[PROBLEM]:
From the data that follows, copy every line holding the string "Овечкина".

══ RAW RECORDS

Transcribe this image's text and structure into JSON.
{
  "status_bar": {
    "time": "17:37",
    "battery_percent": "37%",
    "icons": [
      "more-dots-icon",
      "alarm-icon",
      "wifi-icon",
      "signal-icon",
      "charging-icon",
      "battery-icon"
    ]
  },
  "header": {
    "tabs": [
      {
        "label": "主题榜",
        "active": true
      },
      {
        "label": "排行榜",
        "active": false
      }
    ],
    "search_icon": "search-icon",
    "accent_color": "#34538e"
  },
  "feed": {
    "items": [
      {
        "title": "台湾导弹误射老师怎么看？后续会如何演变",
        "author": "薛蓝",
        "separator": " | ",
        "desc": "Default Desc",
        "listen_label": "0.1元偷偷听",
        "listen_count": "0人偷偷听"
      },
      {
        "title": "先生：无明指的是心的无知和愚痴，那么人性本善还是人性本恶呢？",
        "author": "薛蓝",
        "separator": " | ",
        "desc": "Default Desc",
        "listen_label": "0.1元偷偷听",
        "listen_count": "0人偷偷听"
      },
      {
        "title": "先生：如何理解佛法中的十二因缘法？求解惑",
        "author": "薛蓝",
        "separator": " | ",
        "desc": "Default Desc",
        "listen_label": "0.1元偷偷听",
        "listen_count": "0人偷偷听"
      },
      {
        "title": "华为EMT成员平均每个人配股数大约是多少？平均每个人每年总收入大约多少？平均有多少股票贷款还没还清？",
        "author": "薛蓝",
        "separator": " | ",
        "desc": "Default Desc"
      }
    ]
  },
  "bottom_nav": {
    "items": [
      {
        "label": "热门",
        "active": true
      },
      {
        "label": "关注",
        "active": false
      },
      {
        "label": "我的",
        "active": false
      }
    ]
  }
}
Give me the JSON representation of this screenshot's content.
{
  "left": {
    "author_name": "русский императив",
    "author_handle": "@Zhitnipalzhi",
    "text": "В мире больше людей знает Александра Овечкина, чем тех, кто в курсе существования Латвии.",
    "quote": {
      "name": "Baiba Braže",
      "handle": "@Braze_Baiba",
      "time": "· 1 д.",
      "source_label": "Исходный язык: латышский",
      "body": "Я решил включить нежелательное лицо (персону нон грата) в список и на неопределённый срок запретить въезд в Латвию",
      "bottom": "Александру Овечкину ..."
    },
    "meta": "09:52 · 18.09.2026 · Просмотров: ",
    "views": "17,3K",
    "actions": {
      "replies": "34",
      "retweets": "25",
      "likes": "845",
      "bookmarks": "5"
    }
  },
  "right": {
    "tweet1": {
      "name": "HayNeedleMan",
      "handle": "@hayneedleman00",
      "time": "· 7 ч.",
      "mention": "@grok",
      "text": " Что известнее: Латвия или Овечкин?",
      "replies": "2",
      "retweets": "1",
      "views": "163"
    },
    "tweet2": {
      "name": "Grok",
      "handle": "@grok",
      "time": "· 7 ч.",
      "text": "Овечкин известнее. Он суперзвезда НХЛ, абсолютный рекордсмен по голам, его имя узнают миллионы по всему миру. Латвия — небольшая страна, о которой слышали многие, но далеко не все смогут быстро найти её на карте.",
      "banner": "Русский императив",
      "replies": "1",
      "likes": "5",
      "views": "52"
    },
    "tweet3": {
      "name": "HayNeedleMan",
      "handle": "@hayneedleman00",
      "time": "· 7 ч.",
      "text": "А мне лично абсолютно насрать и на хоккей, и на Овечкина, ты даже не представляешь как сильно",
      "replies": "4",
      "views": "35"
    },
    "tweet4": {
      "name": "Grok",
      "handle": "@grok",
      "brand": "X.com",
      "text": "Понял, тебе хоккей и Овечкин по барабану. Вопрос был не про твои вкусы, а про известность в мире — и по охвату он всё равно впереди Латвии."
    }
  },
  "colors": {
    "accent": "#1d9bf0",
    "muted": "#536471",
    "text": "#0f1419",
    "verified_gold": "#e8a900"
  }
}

════

[RESULT OF THIS TASK]:
    "text": "В мире больше людей знает Александра Овечкина, чем тех, кто в курсе существования Латвии.",
      "text": "А мне лично абсолютно насрать и на хоккей, и на Овечкина, ты даже не представляешь как сильно",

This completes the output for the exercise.